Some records
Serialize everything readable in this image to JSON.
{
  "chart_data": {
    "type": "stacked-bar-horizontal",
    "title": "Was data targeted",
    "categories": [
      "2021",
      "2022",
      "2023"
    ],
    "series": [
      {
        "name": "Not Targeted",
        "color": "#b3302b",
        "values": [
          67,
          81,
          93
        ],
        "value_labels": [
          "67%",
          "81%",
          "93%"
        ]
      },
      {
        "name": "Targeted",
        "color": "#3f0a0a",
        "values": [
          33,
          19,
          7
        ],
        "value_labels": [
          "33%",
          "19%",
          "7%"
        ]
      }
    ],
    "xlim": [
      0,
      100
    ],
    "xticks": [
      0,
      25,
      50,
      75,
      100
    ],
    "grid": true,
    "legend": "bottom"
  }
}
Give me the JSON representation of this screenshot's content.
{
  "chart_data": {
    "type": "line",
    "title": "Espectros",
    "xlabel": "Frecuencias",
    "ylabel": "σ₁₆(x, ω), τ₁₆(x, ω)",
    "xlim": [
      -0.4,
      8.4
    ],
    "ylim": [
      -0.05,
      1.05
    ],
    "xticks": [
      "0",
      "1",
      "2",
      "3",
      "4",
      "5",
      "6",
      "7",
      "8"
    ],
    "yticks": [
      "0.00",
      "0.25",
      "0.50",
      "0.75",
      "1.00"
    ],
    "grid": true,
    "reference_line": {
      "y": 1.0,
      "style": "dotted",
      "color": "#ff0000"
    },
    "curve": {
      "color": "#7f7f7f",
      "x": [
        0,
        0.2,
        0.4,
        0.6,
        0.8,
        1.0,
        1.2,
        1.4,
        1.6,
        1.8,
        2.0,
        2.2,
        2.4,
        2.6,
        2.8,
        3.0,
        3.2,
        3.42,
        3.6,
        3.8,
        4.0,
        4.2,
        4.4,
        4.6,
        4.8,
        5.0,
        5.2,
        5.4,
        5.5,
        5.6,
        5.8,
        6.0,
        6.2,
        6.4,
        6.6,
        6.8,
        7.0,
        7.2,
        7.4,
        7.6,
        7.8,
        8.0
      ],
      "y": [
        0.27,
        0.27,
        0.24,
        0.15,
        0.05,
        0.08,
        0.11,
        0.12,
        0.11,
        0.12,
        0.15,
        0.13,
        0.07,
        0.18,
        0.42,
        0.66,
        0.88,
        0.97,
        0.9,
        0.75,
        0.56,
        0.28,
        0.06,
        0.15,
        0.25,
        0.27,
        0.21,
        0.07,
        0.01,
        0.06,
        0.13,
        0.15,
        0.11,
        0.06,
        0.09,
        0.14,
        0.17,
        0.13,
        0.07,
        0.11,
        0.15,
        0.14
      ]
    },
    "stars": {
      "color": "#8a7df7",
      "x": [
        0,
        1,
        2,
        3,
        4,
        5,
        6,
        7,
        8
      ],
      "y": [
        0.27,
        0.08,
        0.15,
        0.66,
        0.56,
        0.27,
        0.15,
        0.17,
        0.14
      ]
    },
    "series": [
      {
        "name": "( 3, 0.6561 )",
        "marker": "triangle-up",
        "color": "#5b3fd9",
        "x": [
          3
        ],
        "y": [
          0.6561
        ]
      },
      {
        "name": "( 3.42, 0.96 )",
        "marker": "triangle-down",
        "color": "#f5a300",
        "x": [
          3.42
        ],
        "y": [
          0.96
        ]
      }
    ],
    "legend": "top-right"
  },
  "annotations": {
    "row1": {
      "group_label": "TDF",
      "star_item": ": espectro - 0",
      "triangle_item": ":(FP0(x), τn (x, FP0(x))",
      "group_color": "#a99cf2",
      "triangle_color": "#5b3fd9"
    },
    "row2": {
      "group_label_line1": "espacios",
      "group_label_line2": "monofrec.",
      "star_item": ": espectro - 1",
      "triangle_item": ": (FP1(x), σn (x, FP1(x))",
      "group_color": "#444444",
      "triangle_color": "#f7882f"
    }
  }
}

### Your task
Each line of the material above either contains the word "this" or does not; state how many do, and nothing else.

### Correct response
2